**Material to process:**

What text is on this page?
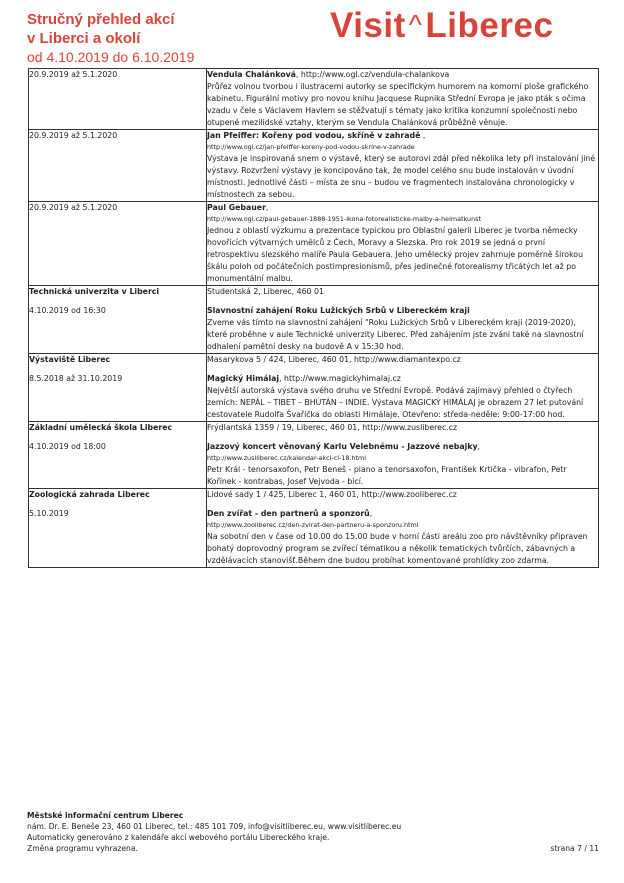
Stručný přehled akcí
v Liberci a okolí
od 4.10.2019 do 6.10.2019
Visit ^Liberec
20.9.2019 až 5.1.2020	Vendula Chalánková, http://www.ogl.cz/vendula-chalankova
Průřez volnou tvorbou i ilustracemi autorky se specifickým humorem na komorní ploše grafického kabinetu. Figurální motivy pro novou knihu Jacquese Rupnika Střední Evropa je jako pták s očima vzadu v čele s Václavem Havlem se stěžvatují s tématy jako kritika konzumní společnosti nebo otupené mezilidské vztahy, kterým se Vendula Chalánková průběžně věnuje.

20.9.2019 až 5.1.2020	Jan Pfeiffer: Kořeny pod vodou, skříně v zahradě ,
http://www.ogl.cz/jan-pfeiffer-koreny-pod-vodou-skrine-v-zahrade
Výstava je inspirovaná snem o výstavě, který se autorovi zdál před několika lety při instalování jiné výstavy. Rozvržení výstavy je koncipováno tak, že model celého snu bude instalován v úvodní místnosti. Jednotlivé části – místa ze snu – budou ve fragmentech instalována chronologicky v místnostech za sebou.

20.9.2019 až 5.1.2020	Paul Gebauer,
http://www.ogl.cz/paul-gebauer-1888-1951-ikona-fotorealisticke-malby-a-heimatkunst
Jednou z oblastí výzkumu a prezentace typickou pro Oblastní galerii Liberec je tvorba německy hovořících výtvarných umělců z Čech, Moravy a Slezska. Pro rok 2019 se jedná o první retrospektivu slezského malíře Paula Gebauera. Jeho umělecký projev zahrnuje poměrně širokou škálu poloh od počátečních postimpresionismů, přes jedinečné fotorealismy třicátých let až po monumentální malbu.

Technická univerzita v Liberci
4.10.2019 od 16:30	Studentská 2, Liberec, 460 01
Slavnostní zahájení Roku Lužických Srbů v Libereckém kraji
Zveme vás tímto na slavnostní zahájení "Roku Lužických Srbů v Libereckém kraji (2019-2020), které proběhne v aule Technické univerzity Liberec. Před zahájením jste zváni také na slavnostní odhalení pamětní desky na budově A v 15:30 hod.

Výstaviště Liberec
8.5.2018 až 31.10.2019	Masarykova 5 / 424, Liberec, 460 01, http://www.diamantexpo.cz
Magický Himálaj, http://www.magickyhimalaj.cz
Největší autorská výstava svého druhu ve Střední Evropě. Podává zajímavý přehled o čtyřech zemích: NEPÁL – TIBET – BHÚTÁN – INDIE. Výstava MAGICKÝ HIMÁLAJ je obrazem 27 let putování cestovatele Rudolfa Švaříčka do oblasti Himálaje. Otevřeno: středa-neděle: 9:00-17:00 hod.

Základní umělecká škola Liberec
4.10.2019 od 18:00	Frýdlantská 1359 / 19, Liberec, 460 01, http://www.zusliberec.cz
Jazzový koncert věnovaný Karlu Velebnému - Jazzové nebajky,
http://www.zuslliberec.cz/kalendar-akci-cl-18.html
Petr Král - tenorsaxofon, Petr Beneš - piano a tenorsaxofon, František Krtička - vibrafon, Petr Kořínek - kontrabas, Josef Vejvoda - bicí.

Zoologická zahrada Liberec
5.10.2019	Lidové sady 1 / 425, Liberec 1, 460 01, http://www.zooliberec.cz
Den zvířat - den partnerů a sponzorů,
http://www.zooliberec.cz/den-zvirat-den-partneru-a-sponzoru.html
Na sobotní den v čase od 10.00 do 15.00 bude v horní části areálu zoo pro návštěvníky připraven bohatý doprovodný program se zvířecí tématikou a několik tematických tvůrčích, zábavných a vzdělávacích stanovišť.Během dne budou probíhat komentované prohlídky zoo zdarma.
Městské informační centrum Liberec
nám. Dr. E. Beneše 23, 460 01 Liberec, tel.: 485 101 709, info@visitliberec.eu, www.visitliberec.eu
Automaticky generováno z kalendáře akcí webového portálu Libereckého kraje.
Změna programu vyhrazena.	strana 7 / 11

**To do:** Repeat every record above exactly, but leave out any pictures.

**Exercise answer:**
What text is on this page?
Stručný přehled akcí
v Liberci a okolí
od 4.10.2019 do 6.10.2019
Visit ^Liberec
20.9.2019 až 5.1.2020	Vendula Chalánková, http://www.ogl.cz/vendula-chalankova
Průřez volnou tvorbou i ilustracemi autorky se specifickým humorem na komorní ploše grafického kabinetu. Figurální motivy pro novou knihu Jacquese Rupnika Střední Evropa je jako pták s očima vzadu v čele s Václavem Havlem se stěžvatují s tématy jako kritika konzumní společnosti nebo otupené mezilidské vztahy, kterým se Vendula Chalánková průběžně věnuje.

20.9.2019 až 5.1.2020	Jan Pfeiffer: Kořeny pod vodou, skříně v zahradě ,
http://www.ogl.cz/jan-pfeiffer-koreny-pod-vodou-skrine-v-zahrade
Výstava je inspirovaná snem o výstavě, který se autorovi zdál před několika lety při instalování jiné výstavy. Rozvržení výstavy je koncipováno tak, že model celého snu bude instalován v úvodní místnosti. Jednotlivé části – místa ze snu – budou ve fragmentech instalována chronologicky v místnostech za sebou.

20.9.2019 až 5.1.2020	Paul Gebauer,
http://www.ogl.cz/paul-gebauer-1888-1951-ikona-fotorealisticke-malby-a-heimatkunst
Jednou z oblastí výzkumu a prezentace typickou pro Oblastní galerii Liberec je tvorba německy hovořících výtvarných umělců z Čech, Moravy a Slezska. Pro rok 2019 se jedná o první retrospektivu slezského malíře Paula Gebauera. Jeho umělecký projev zahrnuje poměrně širokou škálu poloh od počátečních postimpresionismů, přes jedinečné fotorealismy třicátých let až po monumentální malbu.

Technická univerzita v Liberci
4.10.2019 od 16:30	Studentská 2, Liberec, 460 01
Slavnostní zahájení Roku Lužických Srbů v Libereckém kraji
Zveme vás tímto na slavnostní zahájení "Roku Lužických Srbů v Libereckém kraji (2019-2020), které proběhne v aule Technické univerzity Liberec. Před zahájením jste zváni také na slavnostní odhalení pamětní desky na budově A v 15:30 hod.

Výstaviště Liberec
8.5.2018 až 31.10.2019	Masarykova 5 / 424, Liberec, 460 01, http://www.diamantexpo.cz
Magický Himálaj, http://www.magickyhimalaj.cz
Největší autorská výstava svého druhu ve Střední Evropě. Podává zajímavý přehled o čtyřech zemích: NEPÁL – TIBET – BHÚTÁN – INDIE. Výstava MAGICKÝ HIMÁLAJ je obrazem 27 let putování cestovatele Rudolfa Švaříčka do oblasti Himálaje. Otevřeno: středa-neděle: 9:00-17:00 hod.

Základní umělecká škola Liberec
4.10.2019 od 18:00	Frýdlantská 1359 / 19, Liberec, 460 01, http://www.zusliberec.cz
Jazzový koncert věnovaný Karlu Velebnému - Jazzové nebajky,
http://www.zuslliberec.cz/kalendar-akci-cl-18.html
Petr Král - tenorsaxofon, Petr Beneš - piano a tenorsaxofon, František Krtička - vibrafon, Petr Kořínek - kontrabas, Josef Vejvoda - bicí.

Zoologická zahrada Liberec
5.10.2019	Lidové sady 1 / 425, Liberec 1, 460 01, http://www.zooliberec.cz
Den zvířat - den partnerů a sponzorů,
http://www.zooliberec.cz/den-zvirat-den-partneru-a-sponzoru.html
Na sobotní den v čase od 10.00 do 15.00 bude v horní části areálu zoo pro návštěvníky připraven bohatý doprovodný program se zvířecí tématikou a několik tematických tvůrčích, zábavných a vzdělávacích stanovišť.Během dne budou probíhat komentované prohlídky zoo zdarma.
Městské informační centrum Liberec
nám. Dr. E. Beneše 23, 460 01 Liberec, tel.: 485 101 709, info@visitliberec.eu, www.visitliberec.eu
Automaticky generováno z kalendáře akcí webového portálu Libereckého kraje.
Změna programu vyhrazena.	strana 7 / 11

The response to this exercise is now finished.